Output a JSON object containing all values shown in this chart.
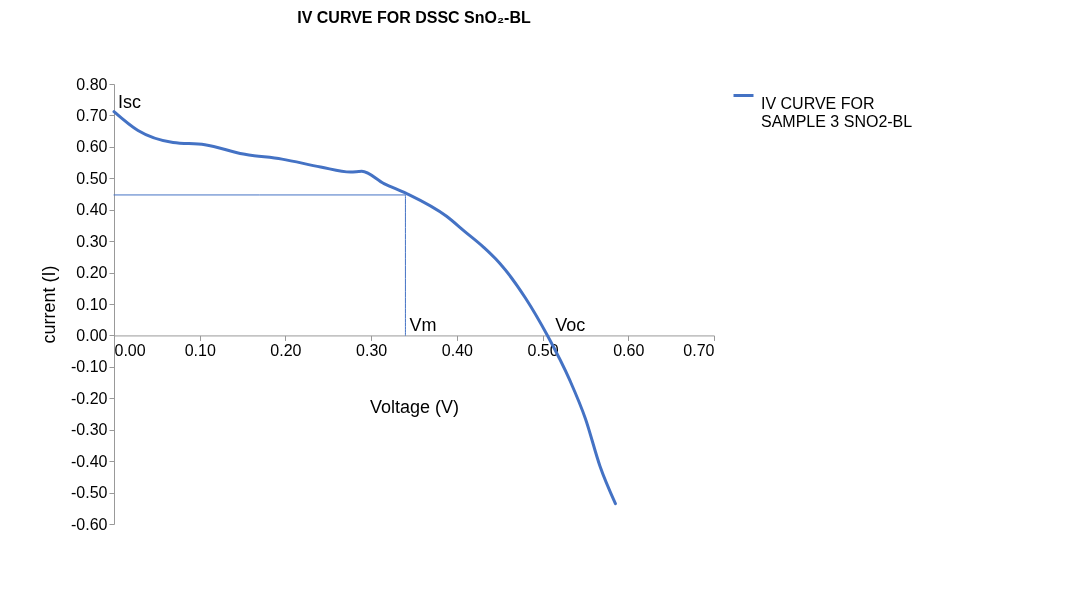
{
  "chart_data": {
    "type": "line",
    "title": "IV CURVE FOR DSSC SnO₂-BL",
    "xlabel": "Voltage (V)",
    "ylabel": "current (I)",
    "series": [
      {
        "name": "IV CURVE FOR SAMPLE 3 SNO2-BL",
        "color": "#4472c4",
        "x": [
          0,
          0.028,
          0.069,
          0.106,
          0.151,
          0.196,
          0.241,
          0.276,
          0.289,
          0.315,
          0.341,
          0.388,
          0.409,
          0.431,
          0.45,
          0.48,
          0.506,
          0.532,
          0.55,
          0.567,
          0.585
        ],
        "values": [
          0.712,
          0.652,
          0.614,
          0.607,
          0.577,
          0.561,
          0.536,
          0.52,
          0.522,
          0.483,
          0.452,
          0.379,
          0.331,
          0.281,
          0.23,
          0.119,
          -0.002,
          -0.144,
          -0.265,
          -0.416,
          -0.535
        ]
      },
      {
        "color": "#4472c4",
        "x": [
          0,
          0.34,
          0.34
        ],
        "values": [
          0.447,
          0.447,
          0
        ]
      }
    ],
    "annotations": [
      {
        "text": "Isc",
        "x": 0,
        "y": 0.71
      },
      {
        "text": "Vm",
        "x": 0.34,
        "y": 0
      },
      {
        "text": "Voc",
        "x": 0.51,
        "y": 0
      }
    ],
    "xlim": [
      0,
      0.7
    ],
    "xticks": [
      {
        "value": 0,
        "label": "0.00"
      },
      {
        "value": 0.1,
        "label": "0.10"
      },
      {
        "value": 0.2,
        "label": "0.20"
      },
      {
        "value": 0.3,
        "label": "0.30"
      },
      {
        "value": 0.4,
        "label": "0.40"
      },
      {
        "value": 0.5,
        "label": "0.50"
      },
      {
        "value": 0.6,
        "label": "0.60"
      },
      {
        "value": 0.7,
        "label": "0.70"
      }
    ],
    "ylim": [
      -0.6,
      0.8
    ],
    "yticks": [
      {
        "value": -0.6,
        "label": "-0.60"
      },
      {
        "value": -0.5,
        "label": "-0.50"
      },
      {
        "value": -0.4,
        "label": "-0.40"
      },
      {
        "value": -0.3,
        "label": "-0.30"
      },
      {
        "value": -0.2,
        "label": "-0.20"
      },
      {
        "value": -0.1,
        "label": "-0.10"
      },
      {
        "value": 0,
        "label": "0.00"
      },
      {
        "value": 0.1,
        "label": "0.10"
      },
      {
        "value": 0.2,
        "label": "0.20"
      },
      {
        "value": 0.3,
        "label": "0.30"
      },
      {
        "value": 0.4,
        "label": "0.40"
      },
      {
        "value": 0.5,
        "label": "0.50"
      },
      {
        "value": 0.6,
        "label": "0.60"
      },
      {
        "value": 0.7,
        "label": "0.70"
      },
      {
        "value": 0.8,
        "label": "0.80"
      }
    ],
    "grid": false,
    "legend": "right",
    "marker": "none",
    "line_style": "solid"
  }
}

==========

Your objective: Look over the material above and show each line where "CURVE" appears.

Solution for this problem:
    "title": "IV CURVE FOR DSSC SnO₂-BL",
        "name": "IV CURVE FOR SAMPLE 3 SNO2-BL",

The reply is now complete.